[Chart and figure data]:
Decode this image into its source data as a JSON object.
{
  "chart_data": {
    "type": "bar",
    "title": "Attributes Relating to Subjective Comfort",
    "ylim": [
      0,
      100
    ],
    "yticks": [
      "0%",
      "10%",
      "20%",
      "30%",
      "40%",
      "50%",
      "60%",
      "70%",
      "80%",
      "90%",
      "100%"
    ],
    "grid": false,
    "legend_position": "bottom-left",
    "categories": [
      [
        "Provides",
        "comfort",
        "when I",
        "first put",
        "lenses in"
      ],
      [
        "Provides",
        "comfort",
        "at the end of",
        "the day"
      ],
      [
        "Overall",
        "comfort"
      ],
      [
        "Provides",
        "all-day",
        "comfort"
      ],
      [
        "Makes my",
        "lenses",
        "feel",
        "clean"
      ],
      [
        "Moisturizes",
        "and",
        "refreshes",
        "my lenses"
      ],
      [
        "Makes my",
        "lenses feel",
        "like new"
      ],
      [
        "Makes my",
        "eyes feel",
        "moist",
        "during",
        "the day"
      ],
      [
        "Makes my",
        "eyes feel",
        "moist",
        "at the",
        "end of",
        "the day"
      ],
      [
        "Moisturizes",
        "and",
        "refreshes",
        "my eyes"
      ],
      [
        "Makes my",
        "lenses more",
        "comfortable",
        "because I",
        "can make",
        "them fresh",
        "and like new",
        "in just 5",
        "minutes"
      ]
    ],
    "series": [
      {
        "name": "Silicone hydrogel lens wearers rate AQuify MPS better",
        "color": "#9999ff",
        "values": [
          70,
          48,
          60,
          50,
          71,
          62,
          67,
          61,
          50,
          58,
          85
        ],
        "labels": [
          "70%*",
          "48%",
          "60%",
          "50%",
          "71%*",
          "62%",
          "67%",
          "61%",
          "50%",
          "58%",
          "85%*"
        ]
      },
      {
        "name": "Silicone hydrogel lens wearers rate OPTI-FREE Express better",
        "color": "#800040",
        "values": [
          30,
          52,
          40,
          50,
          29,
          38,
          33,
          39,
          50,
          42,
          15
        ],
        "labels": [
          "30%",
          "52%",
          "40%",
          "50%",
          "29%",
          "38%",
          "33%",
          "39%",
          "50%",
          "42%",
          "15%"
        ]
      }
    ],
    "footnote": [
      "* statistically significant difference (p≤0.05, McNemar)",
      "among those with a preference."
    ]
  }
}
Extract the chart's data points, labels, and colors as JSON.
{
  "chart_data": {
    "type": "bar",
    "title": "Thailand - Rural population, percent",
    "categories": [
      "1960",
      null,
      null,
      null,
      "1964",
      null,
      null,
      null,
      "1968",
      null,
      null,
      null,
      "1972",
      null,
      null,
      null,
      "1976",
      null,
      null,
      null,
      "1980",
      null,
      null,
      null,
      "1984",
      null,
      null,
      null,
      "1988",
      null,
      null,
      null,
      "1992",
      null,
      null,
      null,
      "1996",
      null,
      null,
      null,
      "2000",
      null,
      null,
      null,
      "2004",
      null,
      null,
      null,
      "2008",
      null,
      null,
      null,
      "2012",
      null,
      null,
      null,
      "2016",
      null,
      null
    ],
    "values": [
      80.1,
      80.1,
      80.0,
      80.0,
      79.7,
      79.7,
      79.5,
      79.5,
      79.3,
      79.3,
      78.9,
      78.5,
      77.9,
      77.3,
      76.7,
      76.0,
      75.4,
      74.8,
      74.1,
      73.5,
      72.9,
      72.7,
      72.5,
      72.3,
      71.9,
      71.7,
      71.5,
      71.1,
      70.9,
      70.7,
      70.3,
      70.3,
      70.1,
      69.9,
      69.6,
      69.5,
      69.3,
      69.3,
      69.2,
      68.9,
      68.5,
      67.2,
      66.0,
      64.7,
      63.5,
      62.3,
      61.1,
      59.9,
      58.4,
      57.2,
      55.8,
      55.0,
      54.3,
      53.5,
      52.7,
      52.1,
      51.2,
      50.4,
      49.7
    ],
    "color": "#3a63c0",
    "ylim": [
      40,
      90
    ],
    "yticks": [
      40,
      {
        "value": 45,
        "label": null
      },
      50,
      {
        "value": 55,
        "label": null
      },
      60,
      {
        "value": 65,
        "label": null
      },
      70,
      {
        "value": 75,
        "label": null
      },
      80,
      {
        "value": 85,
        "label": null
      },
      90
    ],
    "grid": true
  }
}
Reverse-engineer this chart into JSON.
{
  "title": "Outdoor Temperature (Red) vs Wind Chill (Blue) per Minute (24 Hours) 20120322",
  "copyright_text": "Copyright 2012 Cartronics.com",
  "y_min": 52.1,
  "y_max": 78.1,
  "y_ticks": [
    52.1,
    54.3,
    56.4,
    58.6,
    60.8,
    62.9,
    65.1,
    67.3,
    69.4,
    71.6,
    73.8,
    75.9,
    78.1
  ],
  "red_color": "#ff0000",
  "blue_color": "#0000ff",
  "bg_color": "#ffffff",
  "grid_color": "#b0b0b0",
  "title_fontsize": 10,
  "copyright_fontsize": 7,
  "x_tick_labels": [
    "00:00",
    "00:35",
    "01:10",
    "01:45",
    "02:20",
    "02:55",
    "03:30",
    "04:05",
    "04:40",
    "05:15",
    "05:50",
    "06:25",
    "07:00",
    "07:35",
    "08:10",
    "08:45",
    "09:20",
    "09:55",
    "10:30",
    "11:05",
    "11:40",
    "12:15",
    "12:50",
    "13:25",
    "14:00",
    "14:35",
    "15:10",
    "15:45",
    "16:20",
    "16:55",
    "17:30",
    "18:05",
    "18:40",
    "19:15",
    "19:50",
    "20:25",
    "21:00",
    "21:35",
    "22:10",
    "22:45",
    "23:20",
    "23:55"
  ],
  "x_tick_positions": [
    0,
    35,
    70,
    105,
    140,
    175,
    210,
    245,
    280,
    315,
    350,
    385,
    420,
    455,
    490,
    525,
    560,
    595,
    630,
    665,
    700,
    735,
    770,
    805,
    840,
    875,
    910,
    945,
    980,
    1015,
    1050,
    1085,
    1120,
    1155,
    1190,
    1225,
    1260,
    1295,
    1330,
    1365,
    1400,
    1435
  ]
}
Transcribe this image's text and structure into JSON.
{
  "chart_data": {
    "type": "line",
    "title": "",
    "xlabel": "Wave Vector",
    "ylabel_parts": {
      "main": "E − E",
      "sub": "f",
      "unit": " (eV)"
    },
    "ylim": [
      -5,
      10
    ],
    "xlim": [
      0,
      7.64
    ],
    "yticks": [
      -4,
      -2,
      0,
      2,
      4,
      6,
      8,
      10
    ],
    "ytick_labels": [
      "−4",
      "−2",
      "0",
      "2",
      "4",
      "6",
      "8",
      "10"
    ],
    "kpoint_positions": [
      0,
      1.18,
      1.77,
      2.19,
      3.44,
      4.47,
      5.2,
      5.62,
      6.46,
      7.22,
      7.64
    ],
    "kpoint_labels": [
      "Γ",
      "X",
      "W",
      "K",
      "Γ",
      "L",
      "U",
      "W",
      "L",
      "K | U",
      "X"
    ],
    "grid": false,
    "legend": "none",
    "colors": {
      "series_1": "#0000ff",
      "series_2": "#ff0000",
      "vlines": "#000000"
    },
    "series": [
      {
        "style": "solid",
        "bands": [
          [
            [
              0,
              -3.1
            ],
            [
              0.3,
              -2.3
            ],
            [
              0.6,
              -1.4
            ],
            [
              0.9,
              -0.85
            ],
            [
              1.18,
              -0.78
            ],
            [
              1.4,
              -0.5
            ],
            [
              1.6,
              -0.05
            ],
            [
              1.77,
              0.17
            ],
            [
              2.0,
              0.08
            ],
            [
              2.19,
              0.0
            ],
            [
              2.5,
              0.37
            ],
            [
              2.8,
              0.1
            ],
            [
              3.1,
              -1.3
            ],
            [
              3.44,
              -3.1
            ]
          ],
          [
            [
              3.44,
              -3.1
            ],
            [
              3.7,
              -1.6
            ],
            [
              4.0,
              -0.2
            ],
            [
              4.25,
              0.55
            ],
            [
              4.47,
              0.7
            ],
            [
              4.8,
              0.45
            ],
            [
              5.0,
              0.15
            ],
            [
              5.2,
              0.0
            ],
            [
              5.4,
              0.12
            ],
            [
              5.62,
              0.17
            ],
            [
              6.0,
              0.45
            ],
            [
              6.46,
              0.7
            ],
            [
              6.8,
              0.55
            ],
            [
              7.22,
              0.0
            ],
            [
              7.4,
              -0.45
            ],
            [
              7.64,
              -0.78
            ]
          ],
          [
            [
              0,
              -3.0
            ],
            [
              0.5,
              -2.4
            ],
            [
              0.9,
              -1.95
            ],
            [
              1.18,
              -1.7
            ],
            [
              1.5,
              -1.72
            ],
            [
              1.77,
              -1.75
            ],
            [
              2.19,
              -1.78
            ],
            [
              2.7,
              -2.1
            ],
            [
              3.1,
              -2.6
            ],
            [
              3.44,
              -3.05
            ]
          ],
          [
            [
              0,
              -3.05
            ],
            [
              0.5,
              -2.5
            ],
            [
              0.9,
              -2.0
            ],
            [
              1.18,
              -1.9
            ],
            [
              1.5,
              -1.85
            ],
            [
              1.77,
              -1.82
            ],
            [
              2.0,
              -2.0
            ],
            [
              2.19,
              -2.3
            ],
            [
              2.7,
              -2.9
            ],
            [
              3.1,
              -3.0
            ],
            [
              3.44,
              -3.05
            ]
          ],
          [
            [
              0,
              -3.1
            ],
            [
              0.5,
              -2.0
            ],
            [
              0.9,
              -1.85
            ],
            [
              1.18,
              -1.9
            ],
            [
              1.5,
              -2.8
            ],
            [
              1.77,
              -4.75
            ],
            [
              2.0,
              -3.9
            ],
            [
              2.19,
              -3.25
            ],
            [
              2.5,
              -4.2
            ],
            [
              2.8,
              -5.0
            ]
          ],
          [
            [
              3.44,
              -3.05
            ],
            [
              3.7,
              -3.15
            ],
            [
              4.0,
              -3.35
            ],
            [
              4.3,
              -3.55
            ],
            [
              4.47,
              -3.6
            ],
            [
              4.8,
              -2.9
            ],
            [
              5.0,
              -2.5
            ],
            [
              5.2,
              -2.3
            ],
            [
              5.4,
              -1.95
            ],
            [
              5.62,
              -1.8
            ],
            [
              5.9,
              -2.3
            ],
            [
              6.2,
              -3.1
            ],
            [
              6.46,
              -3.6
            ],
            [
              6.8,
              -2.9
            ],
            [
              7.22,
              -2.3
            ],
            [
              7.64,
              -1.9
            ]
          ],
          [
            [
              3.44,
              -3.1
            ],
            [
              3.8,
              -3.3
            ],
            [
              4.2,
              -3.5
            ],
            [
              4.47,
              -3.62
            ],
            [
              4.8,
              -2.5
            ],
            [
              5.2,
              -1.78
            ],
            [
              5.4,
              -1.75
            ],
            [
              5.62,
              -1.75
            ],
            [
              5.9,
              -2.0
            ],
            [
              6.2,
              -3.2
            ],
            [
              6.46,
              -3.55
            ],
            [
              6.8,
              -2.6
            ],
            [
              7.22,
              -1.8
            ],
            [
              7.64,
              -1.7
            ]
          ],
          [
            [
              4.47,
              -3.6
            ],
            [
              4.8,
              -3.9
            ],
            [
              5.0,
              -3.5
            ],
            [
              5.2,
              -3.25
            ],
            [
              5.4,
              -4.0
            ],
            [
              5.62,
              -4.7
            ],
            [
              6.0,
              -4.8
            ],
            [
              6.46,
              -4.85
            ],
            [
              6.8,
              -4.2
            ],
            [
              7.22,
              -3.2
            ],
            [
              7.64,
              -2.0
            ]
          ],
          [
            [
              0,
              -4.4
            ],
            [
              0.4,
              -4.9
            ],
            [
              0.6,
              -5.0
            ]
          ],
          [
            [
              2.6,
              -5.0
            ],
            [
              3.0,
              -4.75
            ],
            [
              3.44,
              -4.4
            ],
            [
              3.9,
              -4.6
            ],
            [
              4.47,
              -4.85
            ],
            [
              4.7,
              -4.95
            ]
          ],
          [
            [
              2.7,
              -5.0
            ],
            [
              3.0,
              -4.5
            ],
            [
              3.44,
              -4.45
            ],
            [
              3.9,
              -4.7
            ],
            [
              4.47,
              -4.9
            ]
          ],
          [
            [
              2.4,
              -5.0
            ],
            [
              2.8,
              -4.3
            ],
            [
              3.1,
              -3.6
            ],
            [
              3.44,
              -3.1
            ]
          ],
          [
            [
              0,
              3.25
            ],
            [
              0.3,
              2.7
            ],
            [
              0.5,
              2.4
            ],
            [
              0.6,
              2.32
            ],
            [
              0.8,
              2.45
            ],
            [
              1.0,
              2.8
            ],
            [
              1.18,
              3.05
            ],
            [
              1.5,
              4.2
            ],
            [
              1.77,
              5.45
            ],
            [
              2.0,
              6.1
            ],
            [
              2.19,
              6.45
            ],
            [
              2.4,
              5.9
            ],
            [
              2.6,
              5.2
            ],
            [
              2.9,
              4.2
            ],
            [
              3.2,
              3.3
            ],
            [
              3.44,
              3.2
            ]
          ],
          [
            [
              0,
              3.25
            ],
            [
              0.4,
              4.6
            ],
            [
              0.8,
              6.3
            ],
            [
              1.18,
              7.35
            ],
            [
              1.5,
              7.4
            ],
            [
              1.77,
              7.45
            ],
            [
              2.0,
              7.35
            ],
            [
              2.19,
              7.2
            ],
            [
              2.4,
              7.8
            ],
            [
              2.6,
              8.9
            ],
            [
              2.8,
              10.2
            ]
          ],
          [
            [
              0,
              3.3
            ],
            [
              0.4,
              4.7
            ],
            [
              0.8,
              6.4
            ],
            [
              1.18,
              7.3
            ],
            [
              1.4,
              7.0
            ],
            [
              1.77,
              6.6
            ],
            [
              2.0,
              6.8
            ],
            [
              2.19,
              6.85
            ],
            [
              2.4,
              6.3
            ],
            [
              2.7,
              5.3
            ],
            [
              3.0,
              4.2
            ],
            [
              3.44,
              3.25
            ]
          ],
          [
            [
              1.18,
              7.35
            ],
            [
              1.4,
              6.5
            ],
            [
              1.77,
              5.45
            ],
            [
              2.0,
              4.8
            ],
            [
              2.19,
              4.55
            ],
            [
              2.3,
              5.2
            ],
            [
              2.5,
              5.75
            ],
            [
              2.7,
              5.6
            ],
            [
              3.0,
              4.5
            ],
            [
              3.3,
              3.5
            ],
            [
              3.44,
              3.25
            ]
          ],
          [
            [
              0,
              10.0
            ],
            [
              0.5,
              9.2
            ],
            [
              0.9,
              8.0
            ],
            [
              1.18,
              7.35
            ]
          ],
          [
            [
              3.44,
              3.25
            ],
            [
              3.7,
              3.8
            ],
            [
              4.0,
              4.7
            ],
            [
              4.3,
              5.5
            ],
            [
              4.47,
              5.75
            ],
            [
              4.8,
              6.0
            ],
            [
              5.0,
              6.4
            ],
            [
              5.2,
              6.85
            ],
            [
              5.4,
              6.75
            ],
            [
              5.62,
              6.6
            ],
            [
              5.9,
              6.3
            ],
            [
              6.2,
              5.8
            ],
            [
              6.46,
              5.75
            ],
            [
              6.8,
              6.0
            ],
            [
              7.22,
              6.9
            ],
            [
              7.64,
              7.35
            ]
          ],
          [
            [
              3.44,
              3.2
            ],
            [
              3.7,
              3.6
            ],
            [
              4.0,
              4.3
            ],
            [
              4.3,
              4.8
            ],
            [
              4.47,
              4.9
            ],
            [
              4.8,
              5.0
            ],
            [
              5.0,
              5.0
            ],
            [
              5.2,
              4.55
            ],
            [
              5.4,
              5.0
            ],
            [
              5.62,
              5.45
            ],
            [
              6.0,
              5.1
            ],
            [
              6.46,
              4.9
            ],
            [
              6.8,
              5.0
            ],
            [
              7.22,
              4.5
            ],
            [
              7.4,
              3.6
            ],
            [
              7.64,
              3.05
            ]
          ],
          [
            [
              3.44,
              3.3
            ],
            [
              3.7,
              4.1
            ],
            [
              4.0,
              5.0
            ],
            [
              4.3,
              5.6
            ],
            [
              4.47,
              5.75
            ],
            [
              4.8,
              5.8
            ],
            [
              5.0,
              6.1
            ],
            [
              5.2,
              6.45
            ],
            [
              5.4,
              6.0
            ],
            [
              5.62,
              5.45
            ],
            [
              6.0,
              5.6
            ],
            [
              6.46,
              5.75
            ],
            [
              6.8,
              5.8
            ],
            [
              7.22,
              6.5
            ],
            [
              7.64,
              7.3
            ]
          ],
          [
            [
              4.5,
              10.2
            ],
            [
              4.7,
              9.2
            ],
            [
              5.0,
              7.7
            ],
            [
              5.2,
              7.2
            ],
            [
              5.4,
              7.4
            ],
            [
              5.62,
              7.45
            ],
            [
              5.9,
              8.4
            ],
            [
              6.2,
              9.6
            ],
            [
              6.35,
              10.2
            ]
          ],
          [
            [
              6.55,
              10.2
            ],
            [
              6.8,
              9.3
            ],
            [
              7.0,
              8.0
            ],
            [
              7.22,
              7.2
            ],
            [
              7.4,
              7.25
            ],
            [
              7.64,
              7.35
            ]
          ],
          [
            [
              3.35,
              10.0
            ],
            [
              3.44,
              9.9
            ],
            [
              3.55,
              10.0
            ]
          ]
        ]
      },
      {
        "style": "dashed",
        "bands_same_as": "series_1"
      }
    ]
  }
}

[WORK TO BE COMPLETED]: Return the lines of the records that include the string "JSON".

[RESULT OF THIS EXERCISE]:
Decode this image into its source data as a JSON object.
Extract the chart's data points, labels, and colors as JSON.
Reverse-engineer this chart into JSON.
Transcribe this image's text and structure into JSON.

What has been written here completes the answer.